» **STATED GOAL**:
Exactly as written, print each record in the listing.

» **MATERIAL SUPPLIED**:
◆ ◆ ◆ ◆

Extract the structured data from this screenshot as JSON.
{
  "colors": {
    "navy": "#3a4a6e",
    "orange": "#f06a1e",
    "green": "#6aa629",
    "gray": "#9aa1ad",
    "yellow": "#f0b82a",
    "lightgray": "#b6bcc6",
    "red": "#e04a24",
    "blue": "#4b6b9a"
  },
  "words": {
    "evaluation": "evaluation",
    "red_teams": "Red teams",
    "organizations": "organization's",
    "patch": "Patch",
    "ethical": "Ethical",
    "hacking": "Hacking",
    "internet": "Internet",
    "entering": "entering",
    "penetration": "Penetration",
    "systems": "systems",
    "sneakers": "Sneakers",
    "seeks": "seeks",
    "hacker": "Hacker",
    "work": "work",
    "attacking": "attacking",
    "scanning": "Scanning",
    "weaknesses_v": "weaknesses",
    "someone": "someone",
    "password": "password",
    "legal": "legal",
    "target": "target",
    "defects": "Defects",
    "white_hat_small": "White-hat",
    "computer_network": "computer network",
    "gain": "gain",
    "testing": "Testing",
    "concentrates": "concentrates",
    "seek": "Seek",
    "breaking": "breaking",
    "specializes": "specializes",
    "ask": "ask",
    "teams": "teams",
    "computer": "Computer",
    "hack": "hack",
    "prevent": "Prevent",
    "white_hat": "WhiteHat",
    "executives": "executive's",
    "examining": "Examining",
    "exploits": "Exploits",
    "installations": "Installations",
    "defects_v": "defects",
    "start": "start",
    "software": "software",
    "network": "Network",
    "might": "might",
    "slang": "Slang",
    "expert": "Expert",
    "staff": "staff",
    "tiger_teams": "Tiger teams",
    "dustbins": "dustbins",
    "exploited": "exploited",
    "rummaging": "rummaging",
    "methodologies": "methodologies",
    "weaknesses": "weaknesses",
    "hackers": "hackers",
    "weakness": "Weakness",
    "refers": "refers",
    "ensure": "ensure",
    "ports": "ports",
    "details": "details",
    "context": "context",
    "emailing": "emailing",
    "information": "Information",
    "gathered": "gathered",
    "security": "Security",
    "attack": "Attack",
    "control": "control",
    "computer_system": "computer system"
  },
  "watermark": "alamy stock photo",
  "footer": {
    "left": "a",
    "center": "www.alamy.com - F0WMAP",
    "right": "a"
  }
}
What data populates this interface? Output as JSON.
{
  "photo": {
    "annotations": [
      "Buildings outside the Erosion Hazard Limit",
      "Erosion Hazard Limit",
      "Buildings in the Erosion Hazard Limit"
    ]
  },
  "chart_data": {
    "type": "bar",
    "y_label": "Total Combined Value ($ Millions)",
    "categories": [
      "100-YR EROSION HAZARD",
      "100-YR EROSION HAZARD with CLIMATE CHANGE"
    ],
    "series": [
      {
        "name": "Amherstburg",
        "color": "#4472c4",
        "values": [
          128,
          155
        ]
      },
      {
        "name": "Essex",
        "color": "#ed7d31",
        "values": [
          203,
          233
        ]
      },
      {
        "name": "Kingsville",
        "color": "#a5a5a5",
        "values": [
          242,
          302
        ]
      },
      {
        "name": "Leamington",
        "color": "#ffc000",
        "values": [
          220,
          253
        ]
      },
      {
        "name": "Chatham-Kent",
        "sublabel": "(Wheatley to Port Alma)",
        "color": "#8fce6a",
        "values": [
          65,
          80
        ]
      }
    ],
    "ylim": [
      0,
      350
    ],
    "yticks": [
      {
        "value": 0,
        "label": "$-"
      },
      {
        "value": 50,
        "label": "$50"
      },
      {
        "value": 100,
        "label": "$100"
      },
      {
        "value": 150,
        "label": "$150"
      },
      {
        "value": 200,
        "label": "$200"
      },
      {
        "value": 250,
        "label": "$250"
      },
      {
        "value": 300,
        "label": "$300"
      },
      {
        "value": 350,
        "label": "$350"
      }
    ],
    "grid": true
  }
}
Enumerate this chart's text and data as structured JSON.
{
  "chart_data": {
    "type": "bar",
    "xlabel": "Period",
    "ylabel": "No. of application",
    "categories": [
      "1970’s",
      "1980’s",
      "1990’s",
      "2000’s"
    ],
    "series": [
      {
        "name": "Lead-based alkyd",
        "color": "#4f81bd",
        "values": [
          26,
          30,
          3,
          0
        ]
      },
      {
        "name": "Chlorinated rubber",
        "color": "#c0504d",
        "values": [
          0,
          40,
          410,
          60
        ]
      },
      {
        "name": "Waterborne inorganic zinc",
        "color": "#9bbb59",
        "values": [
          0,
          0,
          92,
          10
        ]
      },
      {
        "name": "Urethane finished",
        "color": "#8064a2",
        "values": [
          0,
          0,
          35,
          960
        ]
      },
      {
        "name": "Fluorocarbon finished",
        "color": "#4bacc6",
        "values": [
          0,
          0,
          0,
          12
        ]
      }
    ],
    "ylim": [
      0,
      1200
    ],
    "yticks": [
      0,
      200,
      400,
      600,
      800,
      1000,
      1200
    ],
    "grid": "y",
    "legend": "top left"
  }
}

◆ ◆ ◆ ◆

» **SOLUTION FOR THIS PROBLEM**:
Extract the structured data from this screenshot as JSON.
{
  "colors": {
    "navy": "#3a4a6e",
    "orange": "#f06a1e",
    "green": "#6aa629",
    "gray": "#9aa1ad",
    "yellow": "#f0b82a",
    "lightgray": "#b6bcc6",
    "red": "#e04a24",
    "blue": "#4b6b9a"
  },
  "words": {
    "evaluation": "evaluation",
    "red_teams": "Red teams",
    "organizations": "organization's",
    "patch": "Patch",
    "ethical": "Ethical",
    "hacking": "Hacking",
    "internet": "Internet",
    "entering": "entering",
    "penetration": "Penetration",
    "systems": "systems",
    "sneakers": "Sneakers",
    "seeks": "seeks",
    "hacker": "Hacker",
    "work": "work",
    "attacking": "attacking",
    "scanning": "Scanning",
    "weaknesses_v": "weaknesses",
    "someone": "someone",
    "password": "password",
    "legal": "legal",
    "target": "target",
    "defects": "Defects",
    "white_hat_small": "White-hat",
    "computer_network": "computer network",
    "gain": "gain",
    "testing": "Testing",
    "concentrates": "concentrates",
    "seek": "Seek",
    "breaking": "breaking",
    "specializes": "specializes",
    "ask": "ask",
    "teams": "teams",
    "computer": "Computer",
    "hack": "hack",
    "prevent": "Prevent",
    "white_hat": "WhiteHat",
    "executives": "executive's",
    "examining": "Examining",
    "exploits": "Exploits",
    "installations": "Installations",
    "defects_v": "defects",
    "start": "start",
    "software": "software",
    "network": "Network",
    "might": "might",
    "slang": "Slang",
    "expert": "Expert",
    "staff": "staff",
    "tiger_teams": "Tiger teams",
    "dustbins": "dustbins",
    "exploited": "exploited",
    "rummaging": "rummaging",
    "methodologies": "methodologies",
    "weaknesses": "weaknesses",
    "hackers": "hackers",
    "weakness": "Weakness",
    "refers": "refers",
    "ensure": "ensure",
    "ports": "ports",
    "details": "details",
    "context": "context",
    "emailing": "emailing",
    "information": "Information",
    "gathered": "gathered",
    "security": "Security",
    "attack": "Attack",
    "control": "control",
    "computer_system": "computer system"
  },
  "watermark": "alamy stock photo",
  "footer": {
    "left": "a",
    "center": "www.alamy.com - F0WMAP",
    "right": "a"
  }
}
What data populates this interface? Output as JSON.
{
  "photo": {
    "annotations": [
      "Buildings outside the Erosion Hazard Limit",
      "Erosion Hazard Limit",
      "Buildings in the Erosion Hazard Limit"
    ]
  },
  "chart_data": {
    "type": "bar",
    "y_label": "Total Combined Value ($ Millions)",
    "categories": [
      "100-YR EROSION HAZARD",
      "100-YR EROSION HAZARD with CLIMATE CHANGE"
    ],
    "series": [
      {
        "name": "Amherstburg",
        "color": "#4472c4",
        "values": [
          128,
          155
        ]
      },
      {
        "name": "Essex",
        "color": "#ed7d31",
        "values": [
          203,
          233
        ]
      },
      {
        "name": "Kingsville",
        "color": "#a5a5a5",
        "values": [
          242,
          302
        ]
      },
      {
        "name": "Leamington",
        "color": "#ffc000",
        "values": [
          220,
          253
        ]
      },
      {
        "name": "Chatham-Kent",
        "sublabel": "(Wheatley to Port Alma)",
        "color": "#8fce6a",
        "values": [
          65,
          80
        ]
      }
    ],
    "ylim": [
      0,
      350
    ],
    "yticks": [
      {
        "value": 0,
        "label": "$-"
      },
      {
        "value": 50,
        "label": "$50"
      },
      {
        "value": 100,
        "label": "$100"
      },
      {
        "value": 150,
        "label": "$150"
      },
      {
        "value": 200,
        "label": "$200"
      },
      {
        "value": 250,
        "label": "$250"
      },
      {
        "value": 300,
        "label": "$300"
      },
      {
        "value": 350,
        "label": "$350"
      }
    ],
    "grid": true
  }
}
Enumerate this chart's text and data as structured JSON.
{
  "chart_data": {
    "type": "bar",
    "xlabel": "Period",
    "ylabel": "No. of application",
    "categories": [
      "1970’s",
      "1980’s",
      "1990’s",
      "2000’s"
    ],
    "series": [
      {
        "name": "Lead-based alkyd",
        "color": "#4f81bd",
        "values": [
          26,
          30,
          3,
          0
        ]
      },
      {
        "name": "Chlorinated rubber",
        "color": "#c0504d",
        "values": [
          0,
          40,
          410,
          60
        ]
      },
      {
        "name": "Waterborne inorganic zinc",
        "color": "#9bbb59",
        "values": [
          0,
          0,
          92,
          10
        ]
      },
      {
        "name": "Urethane finished",
        "color": "#8064a2",
        "values": [
          0,
          0,
          35,
          960
        ]
      },
      {
        "name": "Fluorocarbon finished",
        "color": "#4bacc6",
        "values": [
          0,
          0,
          0,
          12
        ]
      }
    ],
    "ylim": [
      0,
      1200
    ],
    "yticks": [
      0,
      200,
      400,
      600,
      800,
      1000,
      1200
    ],
    "grid": "y",
    "legend": "top left"
  }
}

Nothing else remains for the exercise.